* _Aim A_
Can you extract every line of the entries below that contains the string "washer"?

* _Excerpt provided_
[Begin]

The first four-page edition of the Financial and Mining News appeared on 23 January 1884. It adopted the shorter title, Financial News, that July. Founder Harry Marks imported techniques he had learned in the United States which was to target those offering questionable investment schemes. His intention was that his paper should be known for campaigning.

The newspaper scored an early significant success in exposing corruption in local government. Marks himself was one of the main authors of a series of articles that began appearing on 25 October 1886 and carried on for nearly a year. The newspaper uncovered the involvement of officials and members of the Metropolitan Board of Works that ran local government services in London in schemes to personally enrich themselves. However, the early years saw the company frequently summoned to the law courts to defend libel actions. There were three major cases between 1888 and 1890.

The paper gained a rival when the Financial Times, published by Horatio Bottomley, appeared in 1888. The two papers frequently attacked each other's advertisers, and criticised the investment schemes the other promoted, until a truce was worked out after a bad-tempered dispute over "the Nitrate King" Colonel J. T. North who was developing the Nitrate Railway in South America. After that they continued as competitors, but with a nature of friendly rivalry.

[End]

* _Aim B_
Could you repeat the passage above on the Financial News word for word, between "The newspaper scored" and "1888 and 1890.", inclusive?

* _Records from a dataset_
[Begin]

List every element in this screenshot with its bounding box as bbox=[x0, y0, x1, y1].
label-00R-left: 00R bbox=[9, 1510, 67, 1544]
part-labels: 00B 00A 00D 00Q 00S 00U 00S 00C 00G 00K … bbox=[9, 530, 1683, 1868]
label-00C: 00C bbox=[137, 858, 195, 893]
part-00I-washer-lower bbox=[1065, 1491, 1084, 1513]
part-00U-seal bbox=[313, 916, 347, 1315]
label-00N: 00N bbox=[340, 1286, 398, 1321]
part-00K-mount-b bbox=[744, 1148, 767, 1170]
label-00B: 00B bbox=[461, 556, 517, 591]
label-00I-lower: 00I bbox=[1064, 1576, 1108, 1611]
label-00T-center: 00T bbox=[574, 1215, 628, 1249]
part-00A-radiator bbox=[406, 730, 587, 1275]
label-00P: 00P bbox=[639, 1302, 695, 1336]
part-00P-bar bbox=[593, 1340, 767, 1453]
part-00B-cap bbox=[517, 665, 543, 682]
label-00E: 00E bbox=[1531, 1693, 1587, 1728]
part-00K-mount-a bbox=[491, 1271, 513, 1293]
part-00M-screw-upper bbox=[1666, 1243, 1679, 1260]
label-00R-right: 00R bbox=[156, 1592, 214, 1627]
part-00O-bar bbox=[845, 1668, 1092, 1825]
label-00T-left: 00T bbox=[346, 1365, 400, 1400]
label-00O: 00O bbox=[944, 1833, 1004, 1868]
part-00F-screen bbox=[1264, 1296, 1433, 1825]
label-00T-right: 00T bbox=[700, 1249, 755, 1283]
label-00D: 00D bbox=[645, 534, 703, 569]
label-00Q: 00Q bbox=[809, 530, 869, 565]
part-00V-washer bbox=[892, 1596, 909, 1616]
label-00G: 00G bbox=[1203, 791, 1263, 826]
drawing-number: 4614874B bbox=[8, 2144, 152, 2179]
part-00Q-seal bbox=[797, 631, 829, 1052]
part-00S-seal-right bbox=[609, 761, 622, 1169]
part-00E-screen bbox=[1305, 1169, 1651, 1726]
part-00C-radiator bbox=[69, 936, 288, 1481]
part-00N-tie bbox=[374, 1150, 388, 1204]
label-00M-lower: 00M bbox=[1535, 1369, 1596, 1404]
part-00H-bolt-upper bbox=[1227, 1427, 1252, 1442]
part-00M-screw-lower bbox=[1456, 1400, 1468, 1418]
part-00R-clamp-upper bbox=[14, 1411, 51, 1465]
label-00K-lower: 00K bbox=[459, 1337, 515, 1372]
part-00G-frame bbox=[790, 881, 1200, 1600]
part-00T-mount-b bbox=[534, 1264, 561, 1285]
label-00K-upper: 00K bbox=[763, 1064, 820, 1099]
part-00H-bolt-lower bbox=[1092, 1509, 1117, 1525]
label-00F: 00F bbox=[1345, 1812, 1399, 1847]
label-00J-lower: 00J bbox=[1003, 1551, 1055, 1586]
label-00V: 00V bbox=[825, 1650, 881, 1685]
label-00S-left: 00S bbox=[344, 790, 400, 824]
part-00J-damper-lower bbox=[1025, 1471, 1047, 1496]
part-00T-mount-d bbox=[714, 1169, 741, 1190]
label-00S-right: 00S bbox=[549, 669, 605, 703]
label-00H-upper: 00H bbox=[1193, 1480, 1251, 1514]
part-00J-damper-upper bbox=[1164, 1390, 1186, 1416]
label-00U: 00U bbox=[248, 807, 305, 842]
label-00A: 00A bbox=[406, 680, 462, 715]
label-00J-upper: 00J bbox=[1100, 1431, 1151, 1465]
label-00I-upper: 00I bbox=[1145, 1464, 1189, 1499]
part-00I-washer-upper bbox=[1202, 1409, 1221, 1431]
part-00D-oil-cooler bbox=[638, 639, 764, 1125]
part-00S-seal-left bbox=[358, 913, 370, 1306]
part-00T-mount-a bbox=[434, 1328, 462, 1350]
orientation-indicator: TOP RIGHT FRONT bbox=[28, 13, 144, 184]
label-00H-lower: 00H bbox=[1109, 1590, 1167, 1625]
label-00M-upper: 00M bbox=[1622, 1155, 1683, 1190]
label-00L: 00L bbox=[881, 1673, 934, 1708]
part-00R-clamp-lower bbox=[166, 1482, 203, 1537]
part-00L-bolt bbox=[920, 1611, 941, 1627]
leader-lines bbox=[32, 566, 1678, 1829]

[End]

* _Exercise answer A_
part-00I-washer-lower bbox=[1065, 1491, 1084, 1513]
part-00V-washer bbox=[892, 1596, 909, 1616]
part-00I-washer-upper bbox=[1202, 1409, 1221, 1431]

* _Exercise answer B_
The newspaper scored an early significant success in exposing corruption in local government. Marks himself was one of the main authors of a series of articles that began appearing on 25 October 1886 and carried on for nearly a year. The newspaper uncovered the involvement of officials and members of the Metropolitan Board of Works that ran local government services in London in schemes to personally enrich themselves. However, the early years saw the company frequently summoned to the law courts to defend libel actions. There were three major cases between 1888 and 1890.